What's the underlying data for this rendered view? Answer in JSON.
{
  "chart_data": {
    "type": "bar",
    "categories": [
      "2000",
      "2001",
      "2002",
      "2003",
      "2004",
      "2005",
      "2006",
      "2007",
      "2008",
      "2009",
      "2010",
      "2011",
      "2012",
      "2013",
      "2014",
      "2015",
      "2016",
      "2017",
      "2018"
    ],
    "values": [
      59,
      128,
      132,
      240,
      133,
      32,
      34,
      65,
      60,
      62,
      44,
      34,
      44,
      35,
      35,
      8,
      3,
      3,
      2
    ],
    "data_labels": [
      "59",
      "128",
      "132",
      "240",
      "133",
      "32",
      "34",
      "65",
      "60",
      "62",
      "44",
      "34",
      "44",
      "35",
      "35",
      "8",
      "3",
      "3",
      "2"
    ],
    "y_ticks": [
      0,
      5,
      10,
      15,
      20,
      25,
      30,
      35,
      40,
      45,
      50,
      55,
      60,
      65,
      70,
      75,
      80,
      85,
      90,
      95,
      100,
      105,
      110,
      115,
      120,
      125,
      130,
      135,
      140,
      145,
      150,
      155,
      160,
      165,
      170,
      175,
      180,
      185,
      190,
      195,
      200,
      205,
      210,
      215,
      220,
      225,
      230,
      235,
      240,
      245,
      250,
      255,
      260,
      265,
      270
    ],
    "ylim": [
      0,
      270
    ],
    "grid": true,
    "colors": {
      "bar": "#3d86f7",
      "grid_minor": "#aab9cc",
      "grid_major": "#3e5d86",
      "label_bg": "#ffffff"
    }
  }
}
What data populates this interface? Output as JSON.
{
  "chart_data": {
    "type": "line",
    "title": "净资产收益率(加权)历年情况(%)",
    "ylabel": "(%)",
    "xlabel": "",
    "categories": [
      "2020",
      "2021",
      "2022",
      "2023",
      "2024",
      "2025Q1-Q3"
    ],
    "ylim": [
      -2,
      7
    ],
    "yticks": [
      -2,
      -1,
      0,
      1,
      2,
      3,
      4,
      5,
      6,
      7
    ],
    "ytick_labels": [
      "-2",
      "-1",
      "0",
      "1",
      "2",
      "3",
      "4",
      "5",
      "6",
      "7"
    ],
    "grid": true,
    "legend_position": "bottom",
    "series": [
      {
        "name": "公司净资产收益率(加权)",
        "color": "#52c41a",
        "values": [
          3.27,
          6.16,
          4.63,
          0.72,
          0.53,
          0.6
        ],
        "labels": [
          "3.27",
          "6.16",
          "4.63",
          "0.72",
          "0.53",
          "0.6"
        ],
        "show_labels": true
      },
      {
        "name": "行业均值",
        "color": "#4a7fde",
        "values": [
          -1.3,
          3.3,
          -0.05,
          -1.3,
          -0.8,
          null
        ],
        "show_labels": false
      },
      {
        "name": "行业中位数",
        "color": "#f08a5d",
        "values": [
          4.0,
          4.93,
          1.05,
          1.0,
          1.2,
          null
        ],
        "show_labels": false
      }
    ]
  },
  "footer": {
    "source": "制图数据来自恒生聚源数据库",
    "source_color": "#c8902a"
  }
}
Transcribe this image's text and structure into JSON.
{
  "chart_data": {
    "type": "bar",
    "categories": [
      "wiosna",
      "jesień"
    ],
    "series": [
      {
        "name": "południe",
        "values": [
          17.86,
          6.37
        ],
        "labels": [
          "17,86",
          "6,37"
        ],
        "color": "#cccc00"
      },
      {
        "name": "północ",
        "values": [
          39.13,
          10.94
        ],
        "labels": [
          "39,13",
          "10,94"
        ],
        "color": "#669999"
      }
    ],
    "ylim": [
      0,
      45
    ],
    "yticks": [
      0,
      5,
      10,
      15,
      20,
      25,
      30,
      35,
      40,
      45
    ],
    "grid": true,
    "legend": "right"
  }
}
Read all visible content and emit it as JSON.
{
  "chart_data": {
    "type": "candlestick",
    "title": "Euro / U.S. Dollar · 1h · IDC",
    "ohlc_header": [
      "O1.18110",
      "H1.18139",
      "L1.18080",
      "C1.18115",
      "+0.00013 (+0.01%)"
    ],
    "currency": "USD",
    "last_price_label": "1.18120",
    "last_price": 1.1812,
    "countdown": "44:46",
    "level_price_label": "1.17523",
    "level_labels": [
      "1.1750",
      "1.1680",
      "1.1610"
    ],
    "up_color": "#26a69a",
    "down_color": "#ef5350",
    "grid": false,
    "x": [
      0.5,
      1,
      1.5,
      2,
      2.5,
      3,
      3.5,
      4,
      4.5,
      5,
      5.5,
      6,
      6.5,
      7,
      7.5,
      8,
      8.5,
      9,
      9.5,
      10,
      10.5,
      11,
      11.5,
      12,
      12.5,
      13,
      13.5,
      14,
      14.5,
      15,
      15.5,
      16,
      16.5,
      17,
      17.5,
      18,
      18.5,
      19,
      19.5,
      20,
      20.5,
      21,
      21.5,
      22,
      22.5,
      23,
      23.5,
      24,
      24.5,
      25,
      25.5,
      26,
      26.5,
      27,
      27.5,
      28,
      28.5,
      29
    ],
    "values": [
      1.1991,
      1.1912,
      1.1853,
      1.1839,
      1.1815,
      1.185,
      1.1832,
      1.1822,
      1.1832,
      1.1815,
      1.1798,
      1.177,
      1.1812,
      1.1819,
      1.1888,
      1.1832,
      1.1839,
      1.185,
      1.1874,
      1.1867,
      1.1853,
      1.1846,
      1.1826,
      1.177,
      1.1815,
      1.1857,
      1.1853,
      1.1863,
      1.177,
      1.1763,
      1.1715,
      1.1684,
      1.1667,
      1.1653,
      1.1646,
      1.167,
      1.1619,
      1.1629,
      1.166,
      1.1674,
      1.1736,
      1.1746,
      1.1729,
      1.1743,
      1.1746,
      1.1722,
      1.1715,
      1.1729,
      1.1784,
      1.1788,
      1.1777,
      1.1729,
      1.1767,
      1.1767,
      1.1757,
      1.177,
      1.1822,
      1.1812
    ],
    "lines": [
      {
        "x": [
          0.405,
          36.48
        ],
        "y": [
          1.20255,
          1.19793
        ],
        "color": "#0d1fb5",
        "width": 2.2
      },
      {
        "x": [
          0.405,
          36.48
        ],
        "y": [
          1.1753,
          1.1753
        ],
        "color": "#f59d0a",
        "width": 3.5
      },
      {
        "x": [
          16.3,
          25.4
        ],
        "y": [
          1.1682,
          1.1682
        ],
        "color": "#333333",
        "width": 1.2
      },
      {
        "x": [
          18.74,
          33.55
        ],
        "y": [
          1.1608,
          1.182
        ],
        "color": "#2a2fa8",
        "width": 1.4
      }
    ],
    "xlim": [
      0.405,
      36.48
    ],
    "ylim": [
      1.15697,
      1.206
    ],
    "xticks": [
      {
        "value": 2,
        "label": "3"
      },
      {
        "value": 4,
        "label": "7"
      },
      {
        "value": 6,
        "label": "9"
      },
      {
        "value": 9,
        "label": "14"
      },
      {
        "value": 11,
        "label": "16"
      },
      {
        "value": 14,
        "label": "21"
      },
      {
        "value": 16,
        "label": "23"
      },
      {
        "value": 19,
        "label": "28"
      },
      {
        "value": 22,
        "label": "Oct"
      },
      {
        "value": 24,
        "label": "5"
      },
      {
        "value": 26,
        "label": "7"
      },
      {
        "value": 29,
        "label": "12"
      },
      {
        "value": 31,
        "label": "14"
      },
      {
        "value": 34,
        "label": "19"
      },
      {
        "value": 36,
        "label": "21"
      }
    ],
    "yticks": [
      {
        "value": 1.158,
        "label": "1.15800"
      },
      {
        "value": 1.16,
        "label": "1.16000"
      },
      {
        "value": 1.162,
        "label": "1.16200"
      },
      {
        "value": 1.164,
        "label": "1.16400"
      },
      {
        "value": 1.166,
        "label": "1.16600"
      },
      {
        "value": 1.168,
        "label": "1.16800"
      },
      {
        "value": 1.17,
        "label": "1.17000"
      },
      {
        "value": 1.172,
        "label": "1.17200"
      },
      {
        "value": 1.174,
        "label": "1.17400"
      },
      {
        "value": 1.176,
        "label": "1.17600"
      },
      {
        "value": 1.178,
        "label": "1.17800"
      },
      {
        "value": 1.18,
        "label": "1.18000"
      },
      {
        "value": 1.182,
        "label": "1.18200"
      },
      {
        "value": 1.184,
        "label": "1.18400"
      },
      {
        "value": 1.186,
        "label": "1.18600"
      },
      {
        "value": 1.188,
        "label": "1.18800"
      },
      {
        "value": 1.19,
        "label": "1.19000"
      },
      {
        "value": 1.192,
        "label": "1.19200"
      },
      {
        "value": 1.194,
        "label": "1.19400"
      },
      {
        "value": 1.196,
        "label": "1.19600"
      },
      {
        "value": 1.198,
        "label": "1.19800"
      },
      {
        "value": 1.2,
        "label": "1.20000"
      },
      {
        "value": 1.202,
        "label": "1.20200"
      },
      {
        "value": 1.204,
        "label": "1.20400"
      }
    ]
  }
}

################

* **What is required**
Check each line of the records for the word "type" and extract those that contain it.

* **Answer to this exercise**
    "type": "bar",
    "type": "line",
    "type": "bar",
    "type": "candlestick",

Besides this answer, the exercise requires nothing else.